#### Description of the task:
Among the entries, which lines carry the string "image"? Copy each of them.

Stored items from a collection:
.....
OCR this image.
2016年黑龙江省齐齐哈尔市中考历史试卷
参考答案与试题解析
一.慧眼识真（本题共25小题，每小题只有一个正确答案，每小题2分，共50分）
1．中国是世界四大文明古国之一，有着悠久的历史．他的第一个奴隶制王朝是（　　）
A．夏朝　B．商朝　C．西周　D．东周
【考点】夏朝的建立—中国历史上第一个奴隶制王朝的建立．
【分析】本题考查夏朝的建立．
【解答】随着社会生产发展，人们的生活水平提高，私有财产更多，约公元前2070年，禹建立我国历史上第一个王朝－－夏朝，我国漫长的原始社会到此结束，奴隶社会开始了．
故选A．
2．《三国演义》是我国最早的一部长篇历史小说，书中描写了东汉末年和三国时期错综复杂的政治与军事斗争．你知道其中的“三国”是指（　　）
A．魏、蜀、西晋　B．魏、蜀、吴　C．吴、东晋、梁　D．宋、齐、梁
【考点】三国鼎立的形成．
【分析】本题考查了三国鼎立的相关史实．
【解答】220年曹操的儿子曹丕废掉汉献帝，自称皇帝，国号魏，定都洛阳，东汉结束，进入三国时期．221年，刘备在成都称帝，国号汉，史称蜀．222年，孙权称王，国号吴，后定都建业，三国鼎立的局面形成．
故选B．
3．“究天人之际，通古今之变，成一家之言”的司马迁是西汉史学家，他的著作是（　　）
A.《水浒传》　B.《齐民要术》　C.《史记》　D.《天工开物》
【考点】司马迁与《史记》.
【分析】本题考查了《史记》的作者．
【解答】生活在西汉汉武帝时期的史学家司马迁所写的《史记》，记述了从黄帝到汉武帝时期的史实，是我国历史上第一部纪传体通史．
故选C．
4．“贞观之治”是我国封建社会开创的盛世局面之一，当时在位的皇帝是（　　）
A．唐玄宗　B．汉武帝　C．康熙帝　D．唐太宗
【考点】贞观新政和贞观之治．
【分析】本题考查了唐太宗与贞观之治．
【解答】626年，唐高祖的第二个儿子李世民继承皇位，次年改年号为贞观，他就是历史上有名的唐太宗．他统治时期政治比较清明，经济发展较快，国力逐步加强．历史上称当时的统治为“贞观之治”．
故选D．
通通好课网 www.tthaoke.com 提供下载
.....
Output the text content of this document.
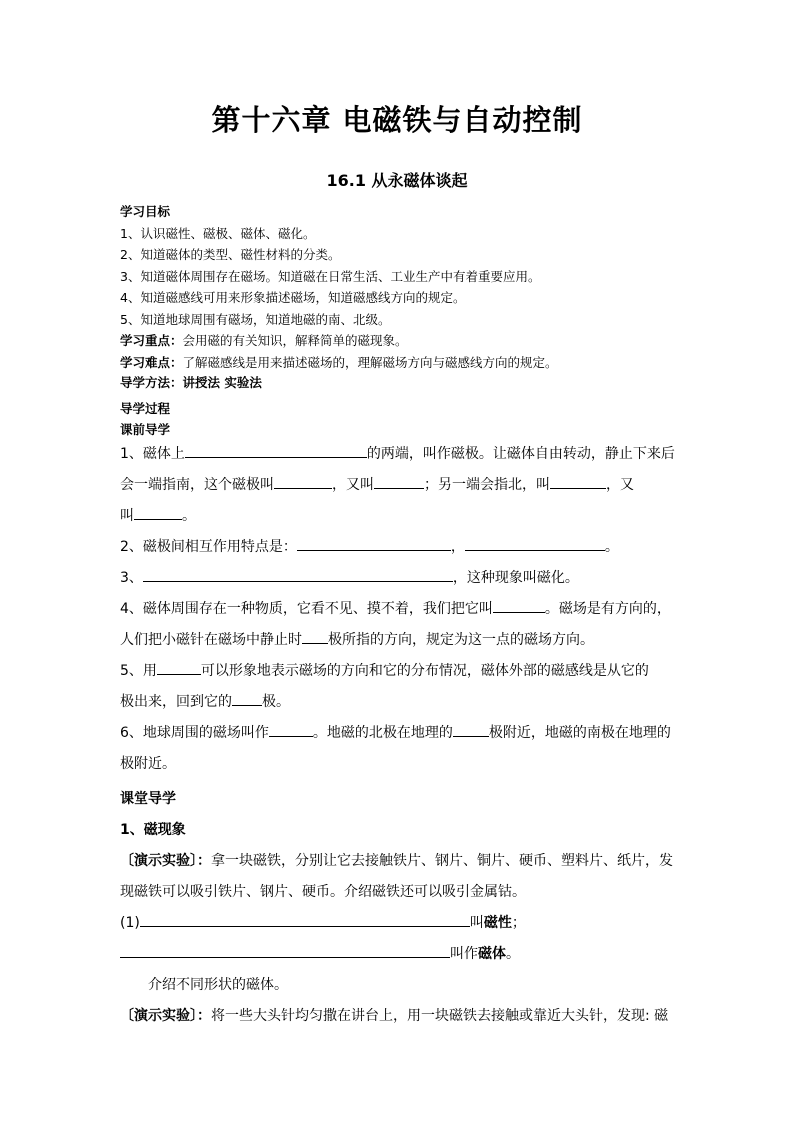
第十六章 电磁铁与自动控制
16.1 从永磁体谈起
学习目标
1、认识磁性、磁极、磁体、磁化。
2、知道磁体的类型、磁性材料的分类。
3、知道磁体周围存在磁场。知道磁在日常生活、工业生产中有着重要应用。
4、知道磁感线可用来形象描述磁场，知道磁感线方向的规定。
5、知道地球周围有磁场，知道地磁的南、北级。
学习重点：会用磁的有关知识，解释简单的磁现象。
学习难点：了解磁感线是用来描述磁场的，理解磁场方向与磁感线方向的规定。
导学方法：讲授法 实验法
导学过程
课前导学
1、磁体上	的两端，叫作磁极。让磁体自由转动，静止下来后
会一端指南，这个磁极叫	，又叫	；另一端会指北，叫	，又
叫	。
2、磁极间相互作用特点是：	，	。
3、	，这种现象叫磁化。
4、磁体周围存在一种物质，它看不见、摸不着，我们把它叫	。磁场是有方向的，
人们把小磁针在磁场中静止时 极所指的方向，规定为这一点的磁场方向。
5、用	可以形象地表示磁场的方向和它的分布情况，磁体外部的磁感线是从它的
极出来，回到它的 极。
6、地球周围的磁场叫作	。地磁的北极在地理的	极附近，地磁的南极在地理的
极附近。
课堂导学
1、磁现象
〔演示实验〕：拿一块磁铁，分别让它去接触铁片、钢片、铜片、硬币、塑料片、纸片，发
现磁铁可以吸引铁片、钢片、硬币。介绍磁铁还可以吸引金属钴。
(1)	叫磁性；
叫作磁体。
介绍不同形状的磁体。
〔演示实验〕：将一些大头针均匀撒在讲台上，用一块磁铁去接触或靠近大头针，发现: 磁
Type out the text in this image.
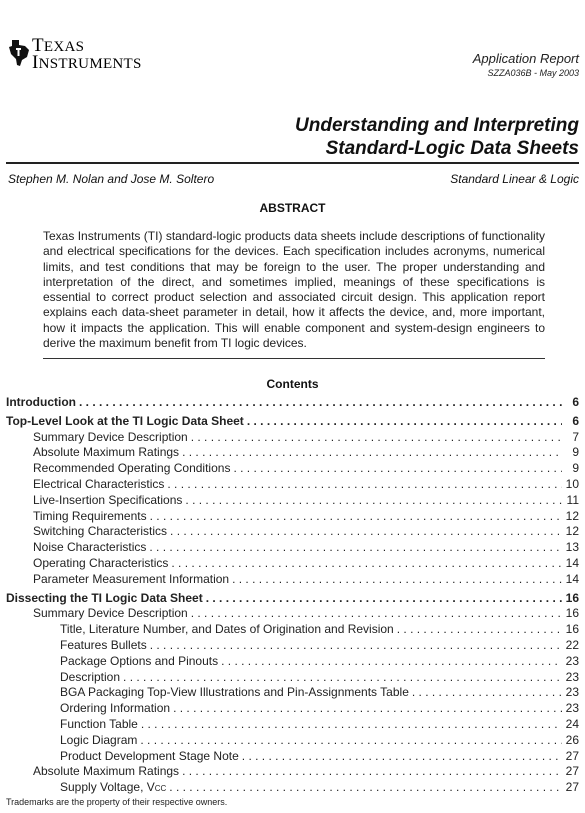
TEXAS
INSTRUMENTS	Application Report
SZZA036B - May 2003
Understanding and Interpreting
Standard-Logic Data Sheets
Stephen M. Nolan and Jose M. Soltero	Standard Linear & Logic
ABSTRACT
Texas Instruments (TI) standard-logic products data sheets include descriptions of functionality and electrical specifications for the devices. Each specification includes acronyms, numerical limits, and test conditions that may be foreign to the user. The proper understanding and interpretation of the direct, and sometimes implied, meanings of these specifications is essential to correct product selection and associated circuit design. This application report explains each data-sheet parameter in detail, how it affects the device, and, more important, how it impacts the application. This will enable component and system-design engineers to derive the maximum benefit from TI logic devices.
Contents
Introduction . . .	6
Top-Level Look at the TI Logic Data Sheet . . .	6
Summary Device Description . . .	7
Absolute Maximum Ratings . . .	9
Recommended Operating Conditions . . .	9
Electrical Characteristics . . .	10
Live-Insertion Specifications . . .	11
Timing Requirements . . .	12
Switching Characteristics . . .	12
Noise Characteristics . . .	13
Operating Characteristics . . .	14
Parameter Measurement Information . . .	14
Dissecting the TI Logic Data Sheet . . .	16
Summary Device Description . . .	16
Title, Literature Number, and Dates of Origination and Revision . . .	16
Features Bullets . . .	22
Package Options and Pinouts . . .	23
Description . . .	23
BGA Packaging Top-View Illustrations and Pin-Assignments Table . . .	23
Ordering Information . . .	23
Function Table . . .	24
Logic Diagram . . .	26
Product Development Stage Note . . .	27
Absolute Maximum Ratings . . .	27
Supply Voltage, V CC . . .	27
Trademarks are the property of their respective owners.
.....
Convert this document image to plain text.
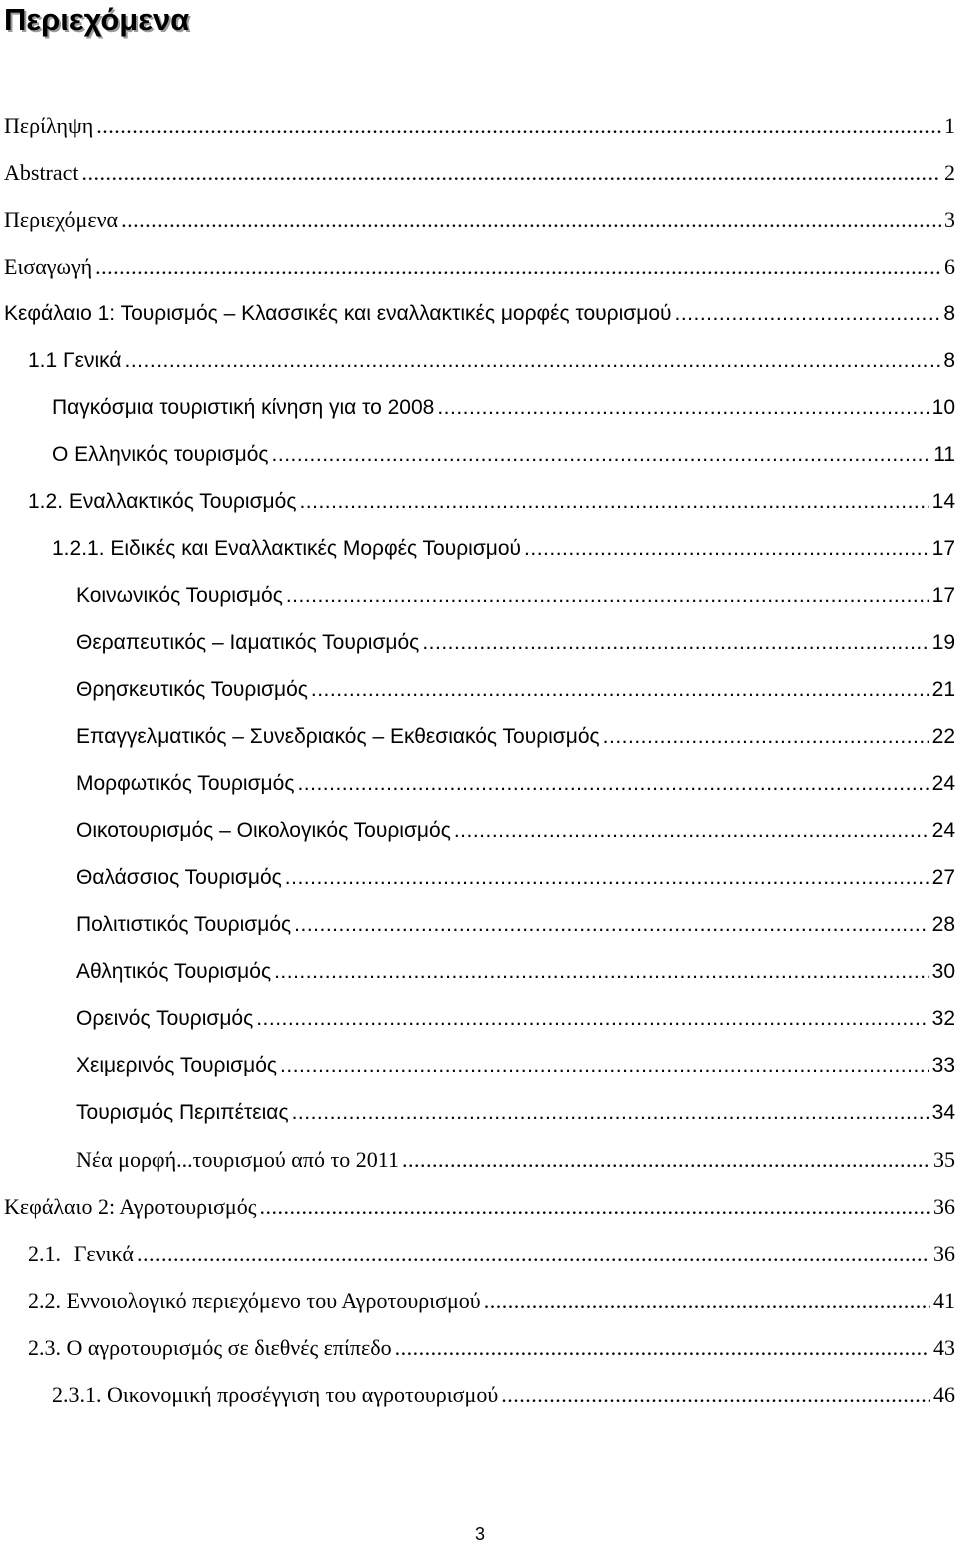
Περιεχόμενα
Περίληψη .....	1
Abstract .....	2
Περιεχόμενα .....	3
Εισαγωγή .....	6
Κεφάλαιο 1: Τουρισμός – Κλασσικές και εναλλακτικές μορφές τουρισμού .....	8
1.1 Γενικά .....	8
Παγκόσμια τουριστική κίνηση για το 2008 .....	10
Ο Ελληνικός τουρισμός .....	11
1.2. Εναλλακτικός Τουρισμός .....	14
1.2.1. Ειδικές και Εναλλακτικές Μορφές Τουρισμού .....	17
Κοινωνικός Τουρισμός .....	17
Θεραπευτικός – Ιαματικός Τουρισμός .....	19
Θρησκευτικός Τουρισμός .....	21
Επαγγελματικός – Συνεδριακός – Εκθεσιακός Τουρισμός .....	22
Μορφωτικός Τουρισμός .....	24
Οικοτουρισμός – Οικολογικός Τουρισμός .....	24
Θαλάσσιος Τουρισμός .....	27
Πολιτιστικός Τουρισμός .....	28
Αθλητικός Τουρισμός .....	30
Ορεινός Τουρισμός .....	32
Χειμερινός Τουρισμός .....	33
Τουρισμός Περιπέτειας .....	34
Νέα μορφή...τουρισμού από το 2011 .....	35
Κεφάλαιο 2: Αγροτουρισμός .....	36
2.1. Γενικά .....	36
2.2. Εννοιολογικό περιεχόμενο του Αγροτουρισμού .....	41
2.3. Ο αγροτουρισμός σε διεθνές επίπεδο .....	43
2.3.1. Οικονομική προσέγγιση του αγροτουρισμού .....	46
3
.....
#### Answer in full:
OCR this image.
Type out the text in this image.
Convert this document image to plain text.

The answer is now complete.